INSTRUCTIONS TO FOLLOW —
Sort through the data and copy the lines holding the word "requirements".

>> START LISTED ENTRIES

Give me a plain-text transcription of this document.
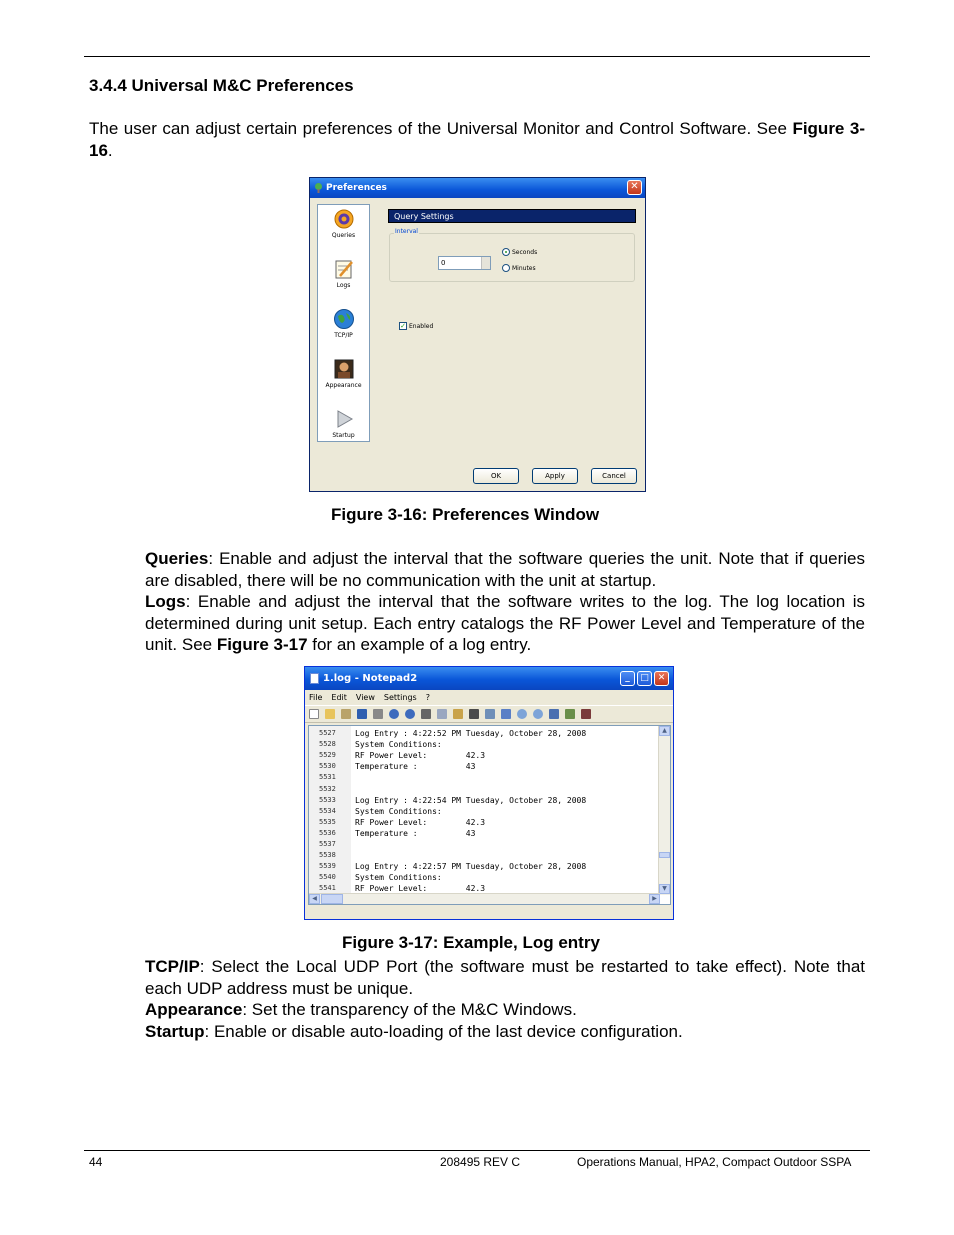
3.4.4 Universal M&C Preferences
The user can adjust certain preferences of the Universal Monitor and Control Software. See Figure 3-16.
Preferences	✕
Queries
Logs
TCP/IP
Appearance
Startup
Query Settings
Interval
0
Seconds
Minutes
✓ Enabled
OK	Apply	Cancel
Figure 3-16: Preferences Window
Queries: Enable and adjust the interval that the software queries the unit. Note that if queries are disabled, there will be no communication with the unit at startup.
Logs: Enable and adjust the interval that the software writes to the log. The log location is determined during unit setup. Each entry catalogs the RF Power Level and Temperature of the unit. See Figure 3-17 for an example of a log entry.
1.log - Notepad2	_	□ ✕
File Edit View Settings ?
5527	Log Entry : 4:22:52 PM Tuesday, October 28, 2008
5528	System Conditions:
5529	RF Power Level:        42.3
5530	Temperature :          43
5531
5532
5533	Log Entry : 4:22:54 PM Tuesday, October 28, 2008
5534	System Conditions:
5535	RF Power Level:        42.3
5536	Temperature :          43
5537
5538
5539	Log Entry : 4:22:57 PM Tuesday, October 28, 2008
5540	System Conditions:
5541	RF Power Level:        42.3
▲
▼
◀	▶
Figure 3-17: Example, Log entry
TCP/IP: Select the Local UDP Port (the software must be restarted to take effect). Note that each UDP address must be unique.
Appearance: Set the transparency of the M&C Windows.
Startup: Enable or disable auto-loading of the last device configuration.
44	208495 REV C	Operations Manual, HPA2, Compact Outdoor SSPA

>> END LISTED ENTRIES
>> START LISTED ENTRIES

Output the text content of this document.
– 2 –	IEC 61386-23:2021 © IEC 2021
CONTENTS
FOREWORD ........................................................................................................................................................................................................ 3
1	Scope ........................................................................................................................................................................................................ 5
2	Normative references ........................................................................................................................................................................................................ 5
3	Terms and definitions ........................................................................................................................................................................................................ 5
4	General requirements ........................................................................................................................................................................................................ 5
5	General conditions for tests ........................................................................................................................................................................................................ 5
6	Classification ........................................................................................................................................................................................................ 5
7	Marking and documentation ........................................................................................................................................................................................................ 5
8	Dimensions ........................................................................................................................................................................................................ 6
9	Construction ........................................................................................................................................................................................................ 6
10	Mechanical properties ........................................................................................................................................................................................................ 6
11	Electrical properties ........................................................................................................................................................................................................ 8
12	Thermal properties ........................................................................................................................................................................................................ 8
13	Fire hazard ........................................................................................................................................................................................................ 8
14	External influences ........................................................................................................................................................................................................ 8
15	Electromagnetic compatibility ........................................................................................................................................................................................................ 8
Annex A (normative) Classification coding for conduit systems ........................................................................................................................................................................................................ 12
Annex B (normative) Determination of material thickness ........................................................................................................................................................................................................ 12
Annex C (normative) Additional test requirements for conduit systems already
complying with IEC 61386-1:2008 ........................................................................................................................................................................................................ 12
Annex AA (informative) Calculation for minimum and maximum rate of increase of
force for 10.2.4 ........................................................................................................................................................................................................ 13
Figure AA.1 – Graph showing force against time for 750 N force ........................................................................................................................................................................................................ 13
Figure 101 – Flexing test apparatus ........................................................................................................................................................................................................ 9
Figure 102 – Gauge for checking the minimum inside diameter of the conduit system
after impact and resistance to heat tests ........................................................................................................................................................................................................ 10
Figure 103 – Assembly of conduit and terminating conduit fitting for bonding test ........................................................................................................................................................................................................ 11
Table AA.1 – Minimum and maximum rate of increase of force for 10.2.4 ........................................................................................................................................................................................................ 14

>> END LISTED ENTRIES

RESULT OF THIS EXERCISE —
4	General requirements ........................................................................................................................................................................................................ 5
Annex C (normative) Additional test requirements for conduit systems already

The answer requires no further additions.